## TASK DESCRIPTION:
In the data below, write out unchanged every line starting at the one that contains "restore-icon: ? (609, 4, 617, 18)" and ending at the one that contains "volume-axis-tick: 50000 (678, 376, 717, 392)", including both of those lines.

Entries drawn from a collection:

============================================================

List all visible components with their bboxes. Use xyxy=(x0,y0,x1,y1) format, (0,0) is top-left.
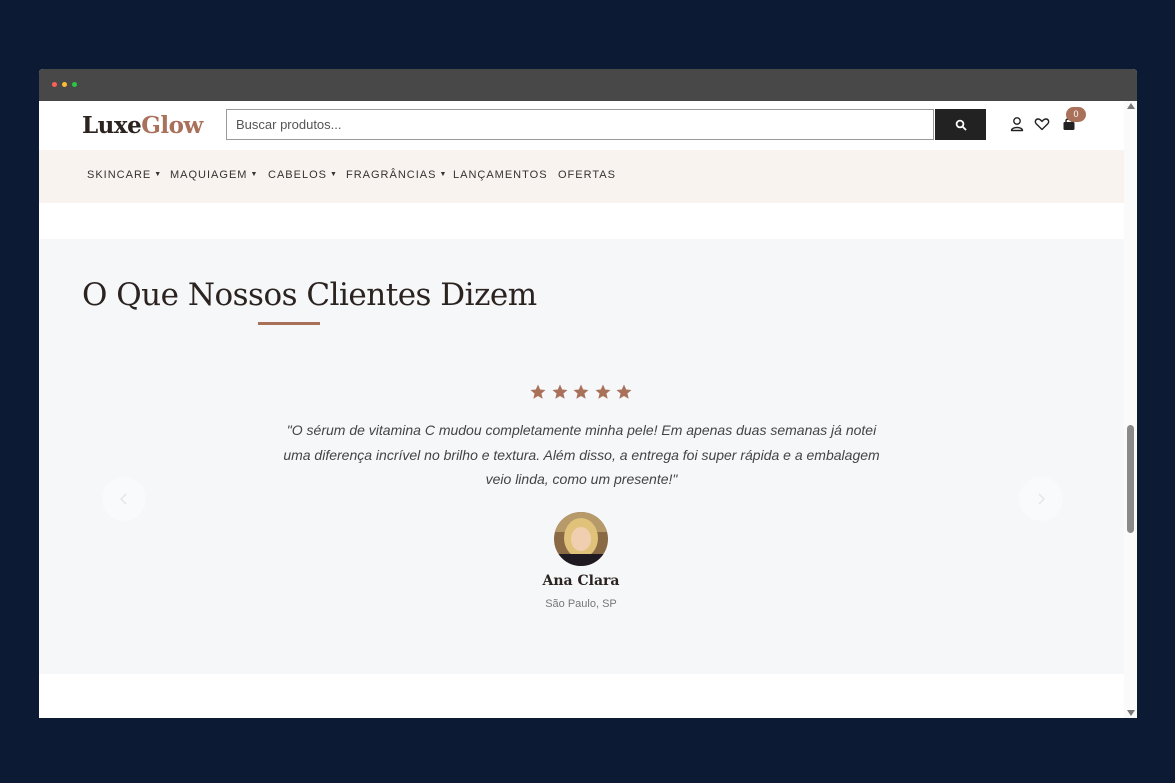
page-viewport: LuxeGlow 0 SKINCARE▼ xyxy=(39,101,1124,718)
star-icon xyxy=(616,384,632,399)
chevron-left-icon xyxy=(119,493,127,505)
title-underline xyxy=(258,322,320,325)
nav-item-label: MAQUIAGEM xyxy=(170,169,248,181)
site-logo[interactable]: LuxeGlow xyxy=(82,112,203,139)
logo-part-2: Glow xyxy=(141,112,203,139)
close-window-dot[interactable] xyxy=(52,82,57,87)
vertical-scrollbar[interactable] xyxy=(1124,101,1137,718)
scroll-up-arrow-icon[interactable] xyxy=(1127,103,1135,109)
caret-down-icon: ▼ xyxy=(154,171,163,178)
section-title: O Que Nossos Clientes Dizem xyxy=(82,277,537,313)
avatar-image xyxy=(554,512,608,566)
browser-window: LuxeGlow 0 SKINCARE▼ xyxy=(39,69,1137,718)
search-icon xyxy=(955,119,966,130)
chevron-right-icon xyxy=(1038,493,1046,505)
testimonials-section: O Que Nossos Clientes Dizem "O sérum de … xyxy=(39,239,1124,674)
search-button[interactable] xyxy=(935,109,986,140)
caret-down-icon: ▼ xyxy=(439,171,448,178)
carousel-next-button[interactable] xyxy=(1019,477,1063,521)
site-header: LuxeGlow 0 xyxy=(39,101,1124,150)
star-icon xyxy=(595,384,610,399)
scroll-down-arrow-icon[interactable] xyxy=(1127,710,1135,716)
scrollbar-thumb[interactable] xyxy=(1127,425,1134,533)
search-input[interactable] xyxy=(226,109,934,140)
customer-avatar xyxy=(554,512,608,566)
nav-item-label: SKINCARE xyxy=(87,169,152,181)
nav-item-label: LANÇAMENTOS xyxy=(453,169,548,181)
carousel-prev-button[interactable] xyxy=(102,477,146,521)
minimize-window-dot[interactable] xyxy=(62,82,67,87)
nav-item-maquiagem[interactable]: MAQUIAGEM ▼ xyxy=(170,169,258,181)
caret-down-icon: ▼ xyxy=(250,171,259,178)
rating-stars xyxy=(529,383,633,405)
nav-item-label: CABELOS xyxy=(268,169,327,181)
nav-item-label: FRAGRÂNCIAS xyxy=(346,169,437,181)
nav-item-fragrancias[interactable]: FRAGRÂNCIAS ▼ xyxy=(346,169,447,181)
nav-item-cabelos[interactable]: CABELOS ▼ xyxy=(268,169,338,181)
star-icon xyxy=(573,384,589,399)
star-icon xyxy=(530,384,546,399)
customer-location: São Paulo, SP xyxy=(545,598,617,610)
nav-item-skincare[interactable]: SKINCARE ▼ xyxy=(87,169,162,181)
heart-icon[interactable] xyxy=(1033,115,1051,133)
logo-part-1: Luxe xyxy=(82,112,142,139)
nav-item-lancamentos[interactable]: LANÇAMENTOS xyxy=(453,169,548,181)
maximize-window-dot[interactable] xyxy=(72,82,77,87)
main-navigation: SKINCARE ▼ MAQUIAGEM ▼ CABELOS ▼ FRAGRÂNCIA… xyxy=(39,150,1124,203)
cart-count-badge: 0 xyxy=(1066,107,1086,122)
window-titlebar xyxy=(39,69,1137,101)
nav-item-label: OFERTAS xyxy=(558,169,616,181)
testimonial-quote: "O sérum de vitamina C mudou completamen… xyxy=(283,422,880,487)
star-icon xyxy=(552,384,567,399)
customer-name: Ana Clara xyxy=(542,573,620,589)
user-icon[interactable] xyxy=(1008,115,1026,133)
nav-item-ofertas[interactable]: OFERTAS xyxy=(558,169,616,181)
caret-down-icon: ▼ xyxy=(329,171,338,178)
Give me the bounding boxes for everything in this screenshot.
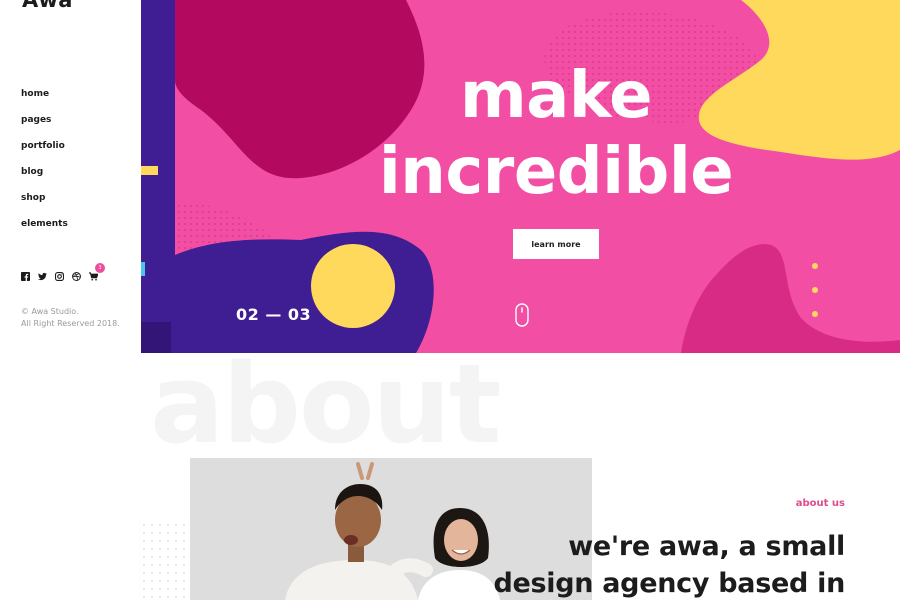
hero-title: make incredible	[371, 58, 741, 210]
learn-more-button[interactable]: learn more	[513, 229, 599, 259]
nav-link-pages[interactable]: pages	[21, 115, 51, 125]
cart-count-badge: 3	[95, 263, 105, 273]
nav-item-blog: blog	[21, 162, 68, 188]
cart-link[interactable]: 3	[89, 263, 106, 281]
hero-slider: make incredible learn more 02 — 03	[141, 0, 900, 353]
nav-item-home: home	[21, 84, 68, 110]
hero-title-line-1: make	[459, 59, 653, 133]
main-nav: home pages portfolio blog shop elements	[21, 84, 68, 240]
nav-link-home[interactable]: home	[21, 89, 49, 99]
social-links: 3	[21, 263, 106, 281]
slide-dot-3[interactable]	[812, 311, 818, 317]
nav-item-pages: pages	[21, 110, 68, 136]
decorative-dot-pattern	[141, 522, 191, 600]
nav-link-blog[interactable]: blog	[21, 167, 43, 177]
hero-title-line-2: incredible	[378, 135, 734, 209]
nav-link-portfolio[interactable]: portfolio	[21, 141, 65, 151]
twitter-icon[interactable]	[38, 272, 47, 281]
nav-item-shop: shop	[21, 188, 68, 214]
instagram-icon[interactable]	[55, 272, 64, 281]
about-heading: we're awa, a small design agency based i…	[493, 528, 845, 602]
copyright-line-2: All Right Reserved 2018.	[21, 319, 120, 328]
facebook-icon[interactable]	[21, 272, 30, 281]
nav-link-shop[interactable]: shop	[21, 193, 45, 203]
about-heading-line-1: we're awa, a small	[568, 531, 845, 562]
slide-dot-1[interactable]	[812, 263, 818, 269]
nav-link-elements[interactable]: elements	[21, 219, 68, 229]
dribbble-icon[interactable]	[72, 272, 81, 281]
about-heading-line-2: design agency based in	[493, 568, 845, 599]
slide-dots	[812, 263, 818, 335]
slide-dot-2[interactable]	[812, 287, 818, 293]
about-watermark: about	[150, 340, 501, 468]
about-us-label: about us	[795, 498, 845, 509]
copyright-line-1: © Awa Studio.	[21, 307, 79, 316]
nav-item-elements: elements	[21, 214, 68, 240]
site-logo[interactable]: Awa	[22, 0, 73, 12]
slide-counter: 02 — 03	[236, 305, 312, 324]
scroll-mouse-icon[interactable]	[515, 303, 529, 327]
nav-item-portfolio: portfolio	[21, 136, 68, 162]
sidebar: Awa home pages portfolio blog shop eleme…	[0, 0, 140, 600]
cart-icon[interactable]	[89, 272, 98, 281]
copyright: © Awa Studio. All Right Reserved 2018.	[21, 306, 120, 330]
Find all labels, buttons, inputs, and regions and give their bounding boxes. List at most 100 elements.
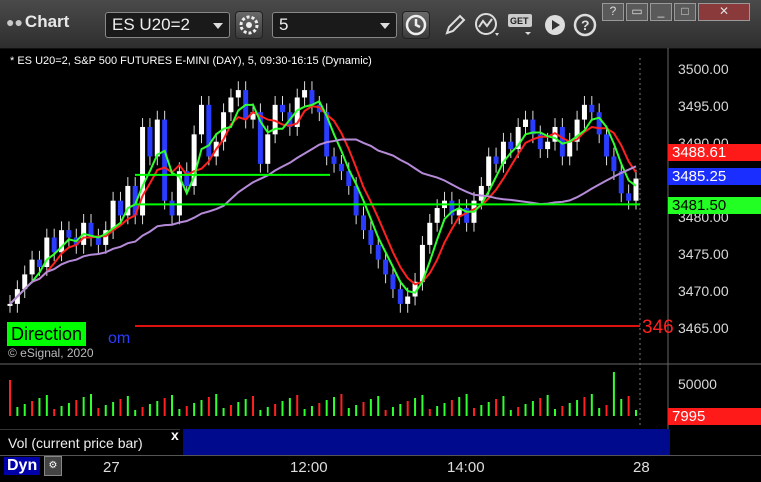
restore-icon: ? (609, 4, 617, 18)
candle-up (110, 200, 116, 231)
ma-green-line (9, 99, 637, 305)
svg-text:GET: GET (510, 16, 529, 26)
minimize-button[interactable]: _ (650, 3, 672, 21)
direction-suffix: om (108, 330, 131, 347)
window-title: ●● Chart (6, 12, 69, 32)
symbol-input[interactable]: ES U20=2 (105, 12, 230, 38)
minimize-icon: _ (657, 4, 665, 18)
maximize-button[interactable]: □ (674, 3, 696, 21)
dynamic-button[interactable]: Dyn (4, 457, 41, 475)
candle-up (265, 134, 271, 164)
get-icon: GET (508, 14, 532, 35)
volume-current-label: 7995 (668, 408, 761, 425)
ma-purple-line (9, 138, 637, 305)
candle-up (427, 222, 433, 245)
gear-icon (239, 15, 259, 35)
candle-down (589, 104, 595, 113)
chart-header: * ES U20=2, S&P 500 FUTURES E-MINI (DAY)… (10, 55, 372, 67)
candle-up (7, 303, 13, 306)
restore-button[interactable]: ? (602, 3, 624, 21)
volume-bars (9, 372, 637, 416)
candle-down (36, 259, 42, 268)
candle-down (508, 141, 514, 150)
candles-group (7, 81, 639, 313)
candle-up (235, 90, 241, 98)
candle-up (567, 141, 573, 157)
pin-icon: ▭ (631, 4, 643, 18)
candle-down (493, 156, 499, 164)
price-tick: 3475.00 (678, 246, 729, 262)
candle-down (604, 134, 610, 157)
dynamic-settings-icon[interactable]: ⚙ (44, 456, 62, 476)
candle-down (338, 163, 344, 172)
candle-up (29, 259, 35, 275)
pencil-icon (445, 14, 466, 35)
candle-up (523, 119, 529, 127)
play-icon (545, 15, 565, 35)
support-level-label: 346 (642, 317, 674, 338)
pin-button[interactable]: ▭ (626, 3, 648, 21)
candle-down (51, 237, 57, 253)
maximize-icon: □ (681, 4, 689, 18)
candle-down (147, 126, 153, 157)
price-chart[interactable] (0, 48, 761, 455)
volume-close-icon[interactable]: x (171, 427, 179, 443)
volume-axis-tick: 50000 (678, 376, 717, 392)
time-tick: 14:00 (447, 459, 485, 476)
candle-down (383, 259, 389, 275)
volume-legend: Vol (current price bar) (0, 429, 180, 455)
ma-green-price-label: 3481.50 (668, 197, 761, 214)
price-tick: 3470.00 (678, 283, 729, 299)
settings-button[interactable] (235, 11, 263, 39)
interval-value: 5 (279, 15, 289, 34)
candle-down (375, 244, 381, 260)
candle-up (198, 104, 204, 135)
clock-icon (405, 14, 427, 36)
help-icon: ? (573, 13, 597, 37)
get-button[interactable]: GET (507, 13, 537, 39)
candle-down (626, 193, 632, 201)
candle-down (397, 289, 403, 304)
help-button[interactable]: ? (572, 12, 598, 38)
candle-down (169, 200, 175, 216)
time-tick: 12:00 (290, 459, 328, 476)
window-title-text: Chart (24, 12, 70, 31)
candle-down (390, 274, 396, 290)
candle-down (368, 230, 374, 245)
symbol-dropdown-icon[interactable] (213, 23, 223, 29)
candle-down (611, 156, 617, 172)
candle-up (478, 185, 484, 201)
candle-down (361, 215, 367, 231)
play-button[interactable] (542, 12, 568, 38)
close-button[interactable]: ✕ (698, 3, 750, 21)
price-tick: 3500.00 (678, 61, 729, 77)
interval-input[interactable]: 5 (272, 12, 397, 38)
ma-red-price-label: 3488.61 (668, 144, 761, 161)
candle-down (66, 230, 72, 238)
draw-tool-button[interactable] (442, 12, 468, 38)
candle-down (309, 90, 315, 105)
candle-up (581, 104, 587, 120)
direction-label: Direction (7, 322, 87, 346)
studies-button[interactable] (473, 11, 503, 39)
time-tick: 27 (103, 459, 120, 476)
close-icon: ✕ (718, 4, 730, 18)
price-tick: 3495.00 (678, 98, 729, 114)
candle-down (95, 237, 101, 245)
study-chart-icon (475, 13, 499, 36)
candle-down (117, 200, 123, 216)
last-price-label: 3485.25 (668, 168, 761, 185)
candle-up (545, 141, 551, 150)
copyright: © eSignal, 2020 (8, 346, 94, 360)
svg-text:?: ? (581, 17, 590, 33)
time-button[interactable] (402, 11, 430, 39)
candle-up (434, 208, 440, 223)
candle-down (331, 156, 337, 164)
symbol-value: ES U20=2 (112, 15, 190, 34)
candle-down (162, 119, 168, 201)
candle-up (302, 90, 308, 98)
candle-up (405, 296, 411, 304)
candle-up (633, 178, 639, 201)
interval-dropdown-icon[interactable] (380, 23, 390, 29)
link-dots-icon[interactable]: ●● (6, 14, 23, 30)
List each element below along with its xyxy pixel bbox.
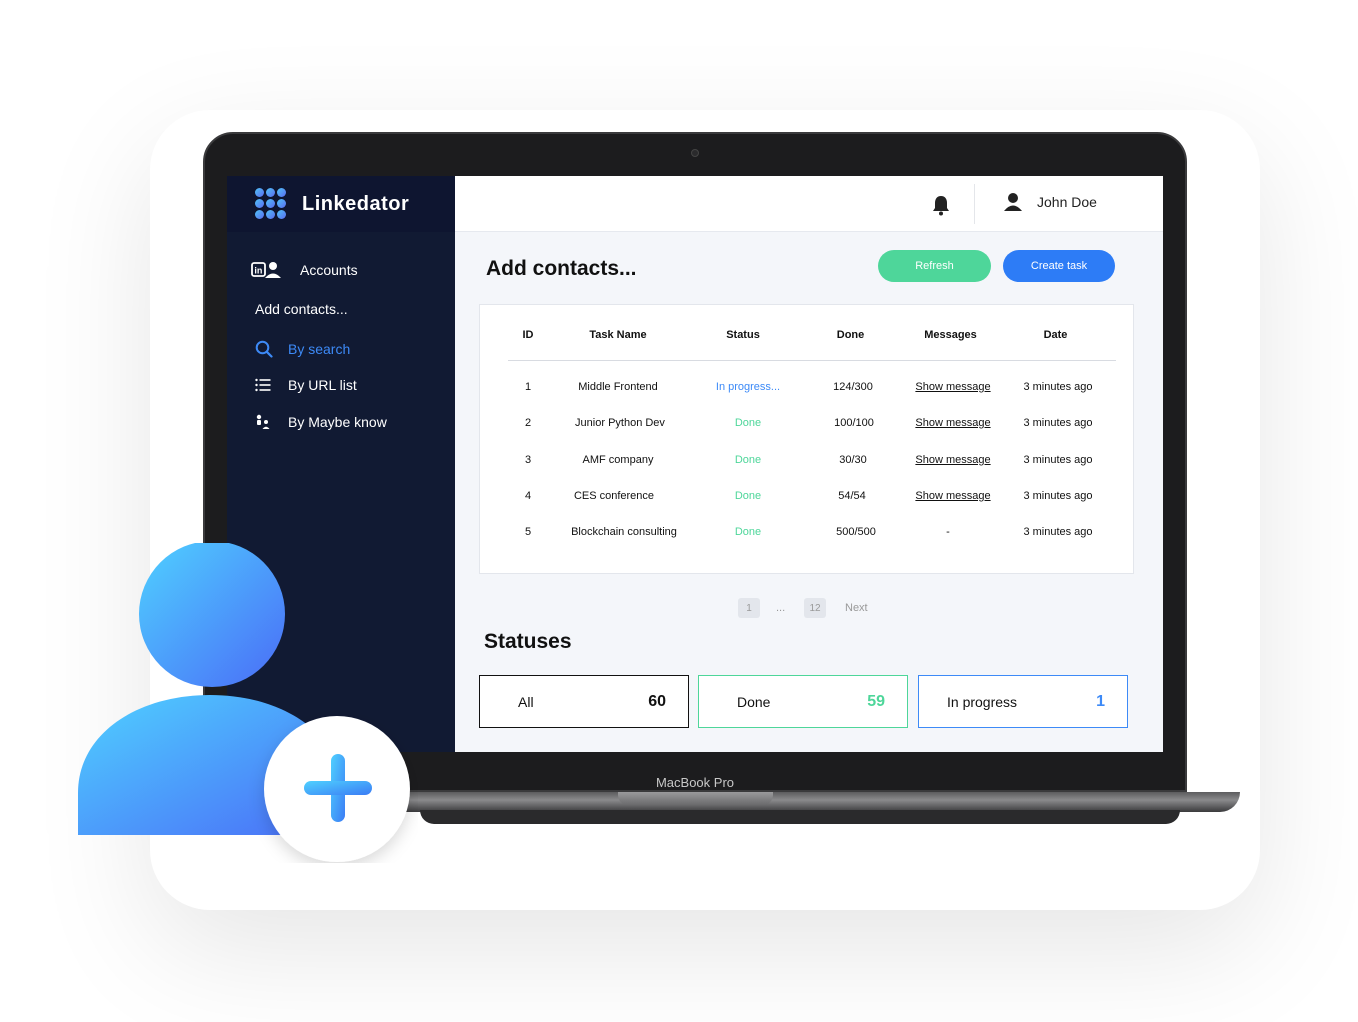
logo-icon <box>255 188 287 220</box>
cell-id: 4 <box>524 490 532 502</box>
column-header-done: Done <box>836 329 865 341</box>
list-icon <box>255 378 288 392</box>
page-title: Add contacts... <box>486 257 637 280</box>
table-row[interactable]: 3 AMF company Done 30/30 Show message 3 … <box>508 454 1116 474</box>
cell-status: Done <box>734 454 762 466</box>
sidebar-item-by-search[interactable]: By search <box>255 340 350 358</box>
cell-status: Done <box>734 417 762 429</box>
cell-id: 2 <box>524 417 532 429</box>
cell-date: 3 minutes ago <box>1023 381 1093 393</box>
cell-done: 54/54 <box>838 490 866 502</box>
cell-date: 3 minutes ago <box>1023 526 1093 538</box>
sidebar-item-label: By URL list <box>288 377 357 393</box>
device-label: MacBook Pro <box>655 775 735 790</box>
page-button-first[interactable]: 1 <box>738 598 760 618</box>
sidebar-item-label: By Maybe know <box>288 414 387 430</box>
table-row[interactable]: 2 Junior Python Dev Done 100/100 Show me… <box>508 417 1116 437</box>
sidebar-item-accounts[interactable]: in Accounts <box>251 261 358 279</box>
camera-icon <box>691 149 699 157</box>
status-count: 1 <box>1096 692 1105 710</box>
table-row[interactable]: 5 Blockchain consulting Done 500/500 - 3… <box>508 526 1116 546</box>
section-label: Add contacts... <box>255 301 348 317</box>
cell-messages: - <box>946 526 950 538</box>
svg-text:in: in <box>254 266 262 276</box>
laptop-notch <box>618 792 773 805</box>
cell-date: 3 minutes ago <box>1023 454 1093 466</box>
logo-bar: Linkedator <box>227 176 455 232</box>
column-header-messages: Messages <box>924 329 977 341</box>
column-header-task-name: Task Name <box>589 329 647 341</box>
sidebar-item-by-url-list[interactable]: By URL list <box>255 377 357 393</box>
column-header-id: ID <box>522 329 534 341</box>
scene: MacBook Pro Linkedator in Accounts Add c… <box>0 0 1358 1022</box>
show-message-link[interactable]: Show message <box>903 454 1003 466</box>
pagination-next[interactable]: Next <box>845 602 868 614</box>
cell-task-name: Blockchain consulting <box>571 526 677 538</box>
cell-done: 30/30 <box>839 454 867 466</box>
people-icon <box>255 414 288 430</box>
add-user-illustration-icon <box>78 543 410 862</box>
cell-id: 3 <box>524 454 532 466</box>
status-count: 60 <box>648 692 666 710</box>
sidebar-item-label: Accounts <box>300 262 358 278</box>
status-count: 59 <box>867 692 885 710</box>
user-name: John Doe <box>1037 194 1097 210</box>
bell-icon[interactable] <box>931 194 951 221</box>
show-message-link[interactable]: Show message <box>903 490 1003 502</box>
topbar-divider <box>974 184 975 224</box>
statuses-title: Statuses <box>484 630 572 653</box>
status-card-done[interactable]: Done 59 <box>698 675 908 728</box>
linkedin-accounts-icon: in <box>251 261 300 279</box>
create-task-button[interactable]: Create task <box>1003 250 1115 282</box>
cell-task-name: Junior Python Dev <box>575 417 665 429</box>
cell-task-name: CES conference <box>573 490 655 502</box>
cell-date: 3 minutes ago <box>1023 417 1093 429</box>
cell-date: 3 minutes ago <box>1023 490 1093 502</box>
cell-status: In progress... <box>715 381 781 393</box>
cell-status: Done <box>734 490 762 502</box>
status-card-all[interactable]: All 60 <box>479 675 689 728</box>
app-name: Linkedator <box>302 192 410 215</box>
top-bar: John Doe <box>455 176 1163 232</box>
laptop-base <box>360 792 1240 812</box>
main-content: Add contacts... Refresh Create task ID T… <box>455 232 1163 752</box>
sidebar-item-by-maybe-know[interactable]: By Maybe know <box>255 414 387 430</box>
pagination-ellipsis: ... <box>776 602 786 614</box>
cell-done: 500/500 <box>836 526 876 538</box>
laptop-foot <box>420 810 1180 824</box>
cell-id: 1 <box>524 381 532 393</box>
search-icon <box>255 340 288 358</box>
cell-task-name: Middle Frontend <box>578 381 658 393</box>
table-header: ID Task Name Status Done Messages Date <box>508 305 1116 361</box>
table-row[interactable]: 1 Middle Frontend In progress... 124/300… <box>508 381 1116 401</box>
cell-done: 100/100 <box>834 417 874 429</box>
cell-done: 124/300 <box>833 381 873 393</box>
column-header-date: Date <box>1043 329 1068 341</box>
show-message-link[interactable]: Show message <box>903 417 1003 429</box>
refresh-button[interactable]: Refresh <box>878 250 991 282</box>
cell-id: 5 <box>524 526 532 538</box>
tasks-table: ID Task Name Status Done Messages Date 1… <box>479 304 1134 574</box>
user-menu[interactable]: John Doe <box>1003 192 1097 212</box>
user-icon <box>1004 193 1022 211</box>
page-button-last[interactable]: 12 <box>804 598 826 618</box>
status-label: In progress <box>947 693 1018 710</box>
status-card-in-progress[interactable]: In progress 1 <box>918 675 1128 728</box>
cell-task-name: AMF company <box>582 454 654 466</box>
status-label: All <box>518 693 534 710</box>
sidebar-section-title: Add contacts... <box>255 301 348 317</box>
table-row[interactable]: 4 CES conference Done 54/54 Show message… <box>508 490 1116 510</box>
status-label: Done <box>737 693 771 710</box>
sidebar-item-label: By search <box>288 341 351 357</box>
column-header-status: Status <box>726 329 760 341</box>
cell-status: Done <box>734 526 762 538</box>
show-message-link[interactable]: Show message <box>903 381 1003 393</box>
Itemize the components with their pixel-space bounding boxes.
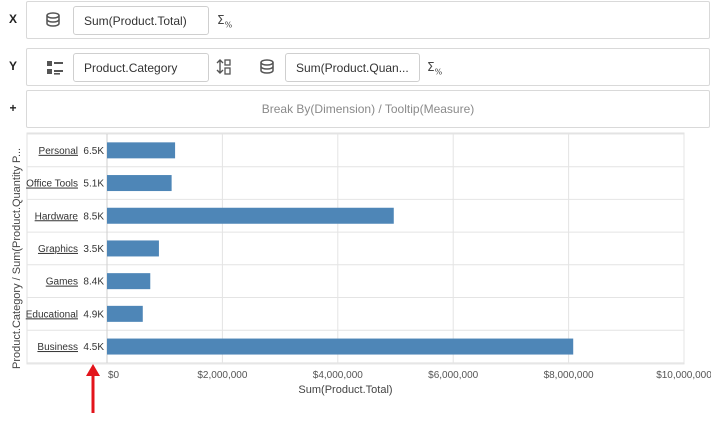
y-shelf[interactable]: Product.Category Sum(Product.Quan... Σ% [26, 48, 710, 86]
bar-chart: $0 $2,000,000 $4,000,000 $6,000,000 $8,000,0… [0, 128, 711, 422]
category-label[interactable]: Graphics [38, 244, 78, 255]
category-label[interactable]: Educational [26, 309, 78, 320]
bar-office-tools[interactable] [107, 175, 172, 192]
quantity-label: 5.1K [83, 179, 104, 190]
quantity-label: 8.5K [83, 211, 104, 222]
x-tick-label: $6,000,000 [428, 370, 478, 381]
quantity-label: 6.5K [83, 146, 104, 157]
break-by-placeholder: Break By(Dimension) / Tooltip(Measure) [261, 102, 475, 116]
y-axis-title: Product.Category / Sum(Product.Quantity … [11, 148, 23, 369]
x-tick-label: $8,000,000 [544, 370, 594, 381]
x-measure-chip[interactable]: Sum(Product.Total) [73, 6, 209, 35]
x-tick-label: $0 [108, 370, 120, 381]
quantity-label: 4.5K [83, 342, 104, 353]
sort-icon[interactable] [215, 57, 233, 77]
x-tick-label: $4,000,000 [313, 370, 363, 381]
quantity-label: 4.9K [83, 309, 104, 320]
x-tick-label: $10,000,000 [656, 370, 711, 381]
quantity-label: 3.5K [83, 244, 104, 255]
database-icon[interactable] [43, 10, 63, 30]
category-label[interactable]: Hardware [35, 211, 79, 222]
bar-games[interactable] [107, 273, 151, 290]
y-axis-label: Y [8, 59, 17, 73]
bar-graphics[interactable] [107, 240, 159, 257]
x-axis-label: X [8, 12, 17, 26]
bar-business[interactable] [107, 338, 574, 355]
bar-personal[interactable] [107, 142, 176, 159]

============================================================

## CORRECT OUTPUT:
restore-icon: ? (609, 4, 617, 18)
candle-up (110, 200, 116, 231)
ma-green-line (9, 99, 637, 305)
svg-text:GET: GET (510, 16, 529, 26)
minimize-button[interactable]: _ (650, 3, 672, 21)
direction-suffix: om (108, 330, 131, 347)
window-title: ●● Chart (6, 12, 69, 32)
symbol-input[interactable]: ES U20=2 (105, 12, 230, 38)
minimize-icon: _ (657, 4, 665, 18)
maximize-button[interactable]: □ (674, 3, 696, 21)
dynamic-button[interactable]: Dyn (4, 457, 41, 475)
candle-up (265, 134, 271, 164)
get-icon: GET (508, 14, 532, 35)
volume-current-label: 7995 (668, 408, 761, 425)
ma-purple-line (9, 138, 637, 305)
candle-up (427, 222, 433, 245)
gear-icon (239, 15, 259, 35)
candle-down (589, 104, 595, 113)
chart-header: * ES U20=2, S&P 500 FUTURES E-MINI (DAY)… (10, 55, 372, 67)
candle-up (7, 303, 13, 306)
restore-button[interactable]: ? (602, 3, 624, 21)
volume-bars (9, 372, 637, 416)
candle-down (36, 259, 42, 268)
candle-down (508, 141, 514, 150)
candles-group (7, 81, 639, 313)
candle-up (235, 90, 241, 98)
candle-up (567, 141, 573, 157)
pin-icon: ▭ (631, 4, 643, 18)
candle-down (493, 156, 499, 164)
price-tick: 3475.00 (678, 246, 729, 262)
candle-down (604, 134, 610, 157)
dynamic-settings-icon[interactable]: ⚙ (44, 456, 62, 476)
candle-down (338, 163, 344, 172)
candle-up (29, 259, 35, 275)
pencil-icon (445, 14, 466, 35)
candle-up (523, 119, 529, 127)
play-icon (545, 15, 565, 35)
support-level-label: 346 (642, 317, 674, 338)
pin-button[interactable]: ▭ (626, 3, 648, 21)
candle-down (51, 237, 57, 253)
maximize-icon: □ (681, 4, 689, 18)
candle-down (147, 126, 153, 157)
price-chart[interactable] (0, 48, 761, 455)
volume-close-icon[interactable]: x (171, 427, 179, 443)
volume-axis-tick: 50000 (678, 376, 717, 392)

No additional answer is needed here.